= What is being asked =
Check each line of the entries below for the string "zusammenstricken"; copy every line where it appears.

= Dataset extract =
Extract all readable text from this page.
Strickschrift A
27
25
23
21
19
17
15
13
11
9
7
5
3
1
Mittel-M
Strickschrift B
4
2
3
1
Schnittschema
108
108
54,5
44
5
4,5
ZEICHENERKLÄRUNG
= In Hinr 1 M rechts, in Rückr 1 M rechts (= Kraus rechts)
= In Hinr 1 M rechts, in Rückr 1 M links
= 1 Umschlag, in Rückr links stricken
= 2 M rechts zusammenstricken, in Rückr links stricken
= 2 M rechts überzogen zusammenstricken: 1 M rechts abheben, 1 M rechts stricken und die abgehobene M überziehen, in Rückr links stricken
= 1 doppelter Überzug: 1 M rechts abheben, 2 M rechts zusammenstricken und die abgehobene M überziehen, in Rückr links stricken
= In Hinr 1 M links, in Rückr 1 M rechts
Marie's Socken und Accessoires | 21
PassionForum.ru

= Expected answer =
= 2 M rechts zusammenstricken, in Rückr links stricken
= 2 M rechts überzogen zusammenstricken: 1 M rechts abheben, 1 M rechts stricken und die abgehobene M überziehen, in Rückr links stricken
= 1 doppelter Überzug: 1 M rechts abheben, 2 M rechts zusammenstricken und die abgehobene M überziehen, in Rückr links stricken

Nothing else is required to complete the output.